* **MATERIAL SUPPLIED**:
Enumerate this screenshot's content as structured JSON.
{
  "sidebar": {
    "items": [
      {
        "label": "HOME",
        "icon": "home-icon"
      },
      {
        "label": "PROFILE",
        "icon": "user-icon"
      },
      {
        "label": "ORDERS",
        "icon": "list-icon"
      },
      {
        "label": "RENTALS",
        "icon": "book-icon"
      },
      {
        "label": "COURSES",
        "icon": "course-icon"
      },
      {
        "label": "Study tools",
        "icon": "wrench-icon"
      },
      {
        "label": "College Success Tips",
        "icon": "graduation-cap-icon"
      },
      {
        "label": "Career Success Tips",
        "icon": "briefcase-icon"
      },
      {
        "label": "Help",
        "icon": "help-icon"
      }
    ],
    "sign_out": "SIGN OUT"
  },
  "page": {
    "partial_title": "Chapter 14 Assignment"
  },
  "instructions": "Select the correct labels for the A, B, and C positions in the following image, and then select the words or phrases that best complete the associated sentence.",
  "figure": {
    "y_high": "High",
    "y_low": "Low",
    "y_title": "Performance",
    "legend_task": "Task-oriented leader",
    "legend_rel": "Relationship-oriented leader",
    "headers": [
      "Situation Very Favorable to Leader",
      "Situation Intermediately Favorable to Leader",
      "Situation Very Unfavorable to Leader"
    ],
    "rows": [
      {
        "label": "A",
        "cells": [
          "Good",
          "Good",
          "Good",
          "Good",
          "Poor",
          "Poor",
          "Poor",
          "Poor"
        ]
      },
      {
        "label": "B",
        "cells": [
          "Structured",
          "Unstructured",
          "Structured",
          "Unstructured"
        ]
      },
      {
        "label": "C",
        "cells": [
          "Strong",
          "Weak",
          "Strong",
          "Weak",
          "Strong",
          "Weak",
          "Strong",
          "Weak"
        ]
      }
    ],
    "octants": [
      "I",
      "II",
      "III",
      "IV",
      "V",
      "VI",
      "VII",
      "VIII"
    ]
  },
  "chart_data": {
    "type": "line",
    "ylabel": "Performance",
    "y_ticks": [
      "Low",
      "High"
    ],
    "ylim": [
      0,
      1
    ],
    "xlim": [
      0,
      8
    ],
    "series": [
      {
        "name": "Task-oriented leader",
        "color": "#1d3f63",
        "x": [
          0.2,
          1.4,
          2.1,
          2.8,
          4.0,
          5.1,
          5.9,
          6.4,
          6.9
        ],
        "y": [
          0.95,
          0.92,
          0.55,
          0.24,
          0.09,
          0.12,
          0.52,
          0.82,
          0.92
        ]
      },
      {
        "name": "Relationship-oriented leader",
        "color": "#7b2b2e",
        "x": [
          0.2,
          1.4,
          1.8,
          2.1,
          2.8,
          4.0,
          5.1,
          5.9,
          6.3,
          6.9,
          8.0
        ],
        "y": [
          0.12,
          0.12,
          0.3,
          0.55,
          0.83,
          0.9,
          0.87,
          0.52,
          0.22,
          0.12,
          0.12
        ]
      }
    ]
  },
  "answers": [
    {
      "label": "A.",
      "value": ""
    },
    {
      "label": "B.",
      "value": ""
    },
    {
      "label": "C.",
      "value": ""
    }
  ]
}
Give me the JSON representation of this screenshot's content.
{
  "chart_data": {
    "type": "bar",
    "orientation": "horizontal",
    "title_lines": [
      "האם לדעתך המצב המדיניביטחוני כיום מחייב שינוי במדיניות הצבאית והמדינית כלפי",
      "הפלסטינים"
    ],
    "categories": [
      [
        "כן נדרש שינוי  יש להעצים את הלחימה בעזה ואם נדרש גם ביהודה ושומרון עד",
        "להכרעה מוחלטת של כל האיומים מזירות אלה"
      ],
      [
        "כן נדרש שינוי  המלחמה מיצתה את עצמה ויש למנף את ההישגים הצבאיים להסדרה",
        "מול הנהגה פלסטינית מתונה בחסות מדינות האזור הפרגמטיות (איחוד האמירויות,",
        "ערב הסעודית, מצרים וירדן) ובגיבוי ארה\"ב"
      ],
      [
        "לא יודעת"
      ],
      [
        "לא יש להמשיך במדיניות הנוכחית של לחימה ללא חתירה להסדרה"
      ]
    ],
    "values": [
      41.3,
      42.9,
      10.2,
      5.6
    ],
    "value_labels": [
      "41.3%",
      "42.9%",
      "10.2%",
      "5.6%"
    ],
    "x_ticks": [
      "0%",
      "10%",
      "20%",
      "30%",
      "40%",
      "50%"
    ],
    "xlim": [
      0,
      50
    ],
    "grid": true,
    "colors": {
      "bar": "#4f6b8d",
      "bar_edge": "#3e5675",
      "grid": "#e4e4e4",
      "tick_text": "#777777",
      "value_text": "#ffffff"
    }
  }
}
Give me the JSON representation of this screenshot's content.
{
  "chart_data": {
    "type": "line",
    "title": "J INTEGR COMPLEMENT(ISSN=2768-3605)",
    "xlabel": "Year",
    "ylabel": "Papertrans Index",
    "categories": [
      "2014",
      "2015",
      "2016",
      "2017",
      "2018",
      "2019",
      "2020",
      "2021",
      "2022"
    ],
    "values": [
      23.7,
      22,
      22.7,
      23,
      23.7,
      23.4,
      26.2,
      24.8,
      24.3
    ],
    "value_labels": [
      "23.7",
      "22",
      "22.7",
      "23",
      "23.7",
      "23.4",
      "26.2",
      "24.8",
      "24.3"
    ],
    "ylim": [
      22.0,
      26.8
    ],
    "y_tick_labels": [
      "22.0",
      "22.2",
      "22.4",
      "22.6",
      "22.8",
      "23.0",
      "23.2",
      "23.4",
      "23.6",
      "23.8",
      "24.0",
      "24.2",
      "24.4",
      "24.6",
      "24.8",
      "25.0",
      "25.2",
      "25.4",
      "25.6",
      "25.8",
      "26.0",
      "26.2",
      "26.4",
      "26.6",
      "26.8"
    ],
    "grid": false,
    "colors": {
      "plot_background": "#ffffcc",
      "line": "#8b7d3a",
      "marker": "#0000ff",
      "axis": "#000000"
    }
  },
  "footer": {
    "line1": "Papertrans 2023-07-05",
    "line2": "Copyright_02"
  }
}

* **PROMPT**: Return all of the data exactly as it reads.

* **RESULT**:
Enumerate this screenshot's content as structured JSON.
{
  "sidebar": {
    "items": [
      {
        "label": "HOME",
        "icon": "home-icon"
      },
      {
        "label": "PROFILE",
        "icon": "user-icon"
      },
      {
        "label": "ORDERS",
        "icon": "list-icon"
      },
      {
        "label": "RENTALS",
        "icon": "book-icon"
      },
      {
        "label": "COURSES",
        "icon": "course-icon"
      },
      {
        "label": "Study tools",
        "icon": "wrench-icon"
      },
      {
        "label": "College Success Tips",
        "icon": "graduation-cap-icon"
      },
      {
        "label": "Career Success Tips",
        "icon": "briefcase-icon"
      },
      {
        "label": "Help",
        "icon": "help-icon"
      }
    ],
    "sign_out": "SIGN OUT"
  },
  "page": {
    "partial_title": "Chapter 14 Assignment"
  },
  "instructions": "Select the correct labels for the A, B, and C positions in the following image, and then select the words or phrases that best complete the associated sentence.",
  "figure": {
    "y_high": "High",
    "y_low": "Low",
    "y_title": "Performance",
    "legend_task": "Task-oriented leader",
    "legend_rel": "Relationship-oriented leader",
    "headers": [
      "Situation Very Favorable to Leader",
      "Situation Intermediately Favorable to Leader",
      "Situation Very Unfavorable to Leader"
    ],
    "rows": [
      {
        "label": "A",
        "cells": [
          "Good",
          "Good",
          "Good",
          "Good",
          "Poor",
          "Poor",
          "Poor",
          "Poor"
        ]
      },
      {
        "label": "B",
        "cells": [
          "Structured",
          "Unstructured",
          "Structured",
          "Unstructured"
        ]
      },
      {
        "label": "C",
        "cells": [
          "Strong",
          "Weak",
          "Strong",
          "Weak",
          "Strong",
          "Weak",
          "Strong",
          "Weak"
        ]
      }
    ],
    "octants": [
      "I",
      "II",
      "III",
      "IV",
      "V",
      "VI",
      "VII",
      "VIII"
    ]
  },
  "chart_data": {
    "type": "line",
    "ylabel": "Performance",
    "y_ticks": [
      "Low",
      "High"
    ],
    "ylim": [
      0,
      1
    ],
    "xlim": [
      0,
      8
    ],
    "series": [
      {
        "name": "Task-oriented leader",
        "color": "#1d3f63",
        "x": [
          0.2,
          1.4,
          2.1,
          2.8,
          4.0,
          5.1,
          5.9,
          6.4,
          6.9
        ],
        "y": [
          0.95,
          0.92,
          0.55,
          0.24,
          0.09,
          0.12,
          0.52,
          0.82,
          0.92
        ]
      },
      {
        "name": "Relationship-oriented leader",
        "color": "#7b2b2e",
        "x": [
          0.2,
          1.4,
          1.8,
          2.1,
          2.8,
          4.0,
          5.1,
          5.9,
          6.3,
          6.9,
          8.0
        ],
        "y": [
          0.12,
          0.12,
          0.3,
          0.55,
          0.83,
          0.9,
          0.87,
          0.52,
          0.22,
          0.12,
          0.12
        ]
      }
    ]
  },
  "answers": [
    {
      "label": "A.",
      "value": ""
    },
    {
      "label": "B.",
      "value": ""
    },
    {
      "label": "C.",
      "value": ""
    }
  ]
}
Give me the JSON representation of this screenshot's content.
{
  "chart_data": {
    "type": "bar",
    "orientation": "horizontal",
    "title_lines": [
      "האם לדעתך המצב המדיניביטחוני כיום מחייב שינוי במדיניות הצבאית והמדינית כלפי",
      "הפלסטינים"
    ],
    "categories": [
      [
        "כן נדרש שינוי  יש להעצים את הלחימה בעזה ואם נדרש גם ביהודה ושומרון עד",
        "להכרעה מוחלטת של כל האיומים מזירות אלה"
      ],
      [
        "כן נדרש שינוי  המלחמה מיצתה את עצמה ויש למנף את ההישגים הצבאיים להסדרה",
        "מול הנהגה פלסטינית מתונה בחסות מדינות האזור הפרגמטיות (איחוד האמירויות,",
        "ערב הסעודית, מצרים וירדן) ובגיבוי ארה\"ב"
      ],
      [
        "לא יודעת"
      ],
      [
        "לא יש להמשיך במדיניות הנוכחית של לחימה ללא חתירה להסדרה"
      ]
    ],
    "values": [
      41.3,
      42.9,
      10.2,
      5.6
    ],
    "value_labels": [
      "41.3%",
      "42.9%",
      "10.2%",
      "5.6%"
    ],
    "x_ticks": [
      "0%",
      "10%",
      "20%",
      "30%",
      "40%",
      "50%"
    ],
    "xlim": [
      0,
      50
    ],
    "grid": true,
    "colors": {
      "bar": "#4f6b8d",
      "bar_edge": "#3e5675",
      "grid": "#e4e4e4",
      "tick_text": "#777777",
      "value_text": "#ffffff"
    }
  }
}
Give me the JSON representation of this screenshot's content.
{
  "chart_data": {
    "type": "line",
    "title": "J INTEGR COMPLEMENT(ISSN=2768-3605)",
    "xlabel": "Year",
    "ylabel": "Papertrans Index",
    "categories": [
      "2014",
      "2015",
      "2016",
      "2017",
      "2018",
      "2019",
      "2020",
      "2021",
      "2022"
    ],
    "values": [
      23.7,
      22,
      22.7,
      23,
      23.7,
      23.4,
      26.2,
      24.8,
      24.3
    ],
    "value_labels": [
      "23.7",
      "22",
      "22.7",
      "23",
      "23.7",
      "23.4",
      "26.2",
      "24.8",
      "24.3"
    ],
    "ylim": [
      22.0,
      26.8
    ],
    "y_tick_labels": [
      "22.0",
      "22.2",
      "22.4",
      "22.6",
      "22.8",
      "23.0",
      "23.2",
      "23.4",
      "23.6",
      "23.8",
      "24.0",
      "24.2",
      "24.4",
      "24.6",
      "24.8",
      "25.0",
      "25.2",
      "25.4",
      "25.6",
      "25.8",
      "26.0",
      "26.2",
      "26.4",
      "26.6",
      "26.8"
    ],
    "grid": false,
    "colors": {
      "plot_background": "#ffffcc",
      "line": "#8b7d3a",
      "marker": "#0000ff",
      "axis": "#000000"
    }
  },
  "footer": {
    "line1": "Papertrans 2023-07-05",
    "line2": "Copyright_02"
  }
}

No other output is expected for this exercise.